Supplied material:
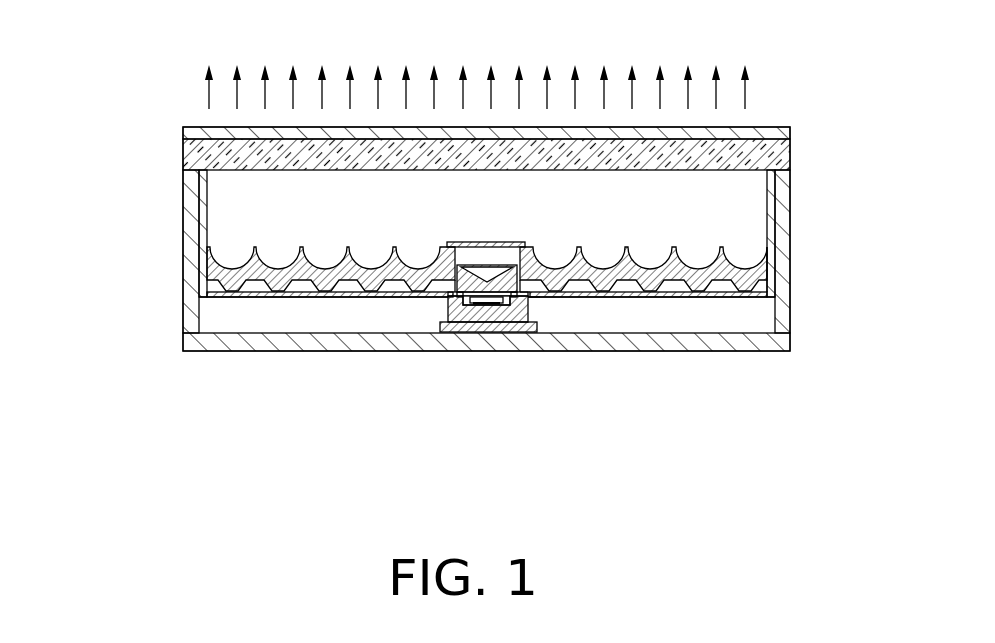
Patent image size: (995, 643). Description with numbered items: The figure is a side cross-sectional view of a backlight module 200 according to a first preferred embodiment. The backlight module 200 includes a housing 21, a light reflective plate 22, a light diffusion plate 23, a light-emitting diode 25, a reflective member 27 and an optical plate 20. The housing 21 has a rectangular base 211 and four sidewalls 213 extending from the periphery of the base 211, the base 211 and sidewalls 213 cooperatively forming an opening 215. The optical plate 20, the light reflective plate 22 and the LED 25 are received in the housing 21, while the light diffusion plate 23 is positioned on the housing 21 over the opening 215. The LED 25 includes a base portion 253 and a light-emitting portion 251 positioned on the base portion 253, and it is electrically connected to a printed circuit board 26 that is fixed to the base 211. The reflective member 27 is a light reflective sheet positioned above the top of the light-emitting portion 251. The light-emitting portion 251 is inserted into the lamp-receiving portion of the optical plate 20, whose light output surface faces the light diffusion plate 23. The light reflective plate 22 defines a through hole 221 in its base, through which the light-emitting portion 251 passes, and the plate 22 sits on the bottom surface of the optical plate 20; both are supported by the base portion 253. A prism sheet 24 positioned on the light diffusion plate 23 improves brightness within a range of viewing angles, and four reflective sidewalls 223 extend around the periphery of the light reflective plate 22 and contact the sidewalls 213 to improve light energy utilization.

The backlight module 200 is at (160, 93).
The housing 21 is at (410, 280).
The base 211 is at (441, 361).
The sidewalls 213 is at (192, 233).
The opening 215 is at (760, 197).
The optical plate 20 is at (753, 277).
The reflective sidewalls 223 is at (767, 255).
The light reflective plate 22 is at (738, 296).
The through hole 221 is at (533, 297).
The light diffusion plate 23 is at (780, 157).
The prism sheet 24 is at (758, 131).
The light-emitting diode (LED) 25 is at (425, 373).
The light-emitting portion 251 is at (455, 294).
The base portion 253 is at (478, 314).
The printed circuit board 26 is at (484, 306).
The reflective member 27 is at (490, 241).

Exercise objective: Copy out the lines above again, starting with the first line and going on through the line with "The prism sheet 24 is at (758, 131).". Leave the pictures out of your answer.

Response:
Patent image size: (995, 643). Description with numbered items: The figure is a side cross-sectional view of a backlight module 200 according to a first preferred embodiment. The backlight module 200 includes a housing 21, a light reflective plate 22, a light diffusion plate 23, a light-emitting diode 25, a reflective member 27 and an optical plate 20. The housing 21 has a rectangular base 211 and four sidewalls 213 extending from the periphery of the base 211, the base 211 and sidewalls 213 cooperatively forming an opening 215. The optical plate 20, the light reflective plate 22 and the LED 25 are received in the housing 21, while the light diffusion plate 23 is positioned on the housing 21 over the opening 215. The LED 25 includes a base portion 253 and a light-emitting portion 251 positioned on the base portion 253, and it is electrically connected to a printed circuit board 26 that is fixed to the base 211. The reflective member 27 is a light reflective sheet positioned above the top of the light-emitting portion 251. The light-emitting portion 251 is inserted into the lamp-receiving portion of the optical plate 20, whose light output surface faces the light diffusion plate 23. The light reflective plate 22 defines a through hole 221 in its base, through which the light-emitting portion 251 passes, and the plate 22 sits on the bottom surface of the optical plate 20; both are supported by the base portion 253. A prism sheet 24 positioned on the light diffusion plate 23 improves brightness within a range of viewing angles, and four reflective sidewalls 223 extend around the periphery of the light reflective plate 22 and contact the sidewalls 213 to improve light energy utilization.

The backlight module 200 is at (160, 93).
The housing 21 is at (410, 280).
The base 211 is at (441, 361).
The sidewalls 213 is at (192, 233).
The opening 215 is at (760, 197).
The optical plate 20 is at (753, 277).
The reflective sidewalls 223 is at (767, 255).
The light reflective plate 22 is at (738, 296).
The through hole 221 is at (533, 297).
The light diffusion plate 23 is at (780, 157).
The prism sheet 24 is at (758, 131).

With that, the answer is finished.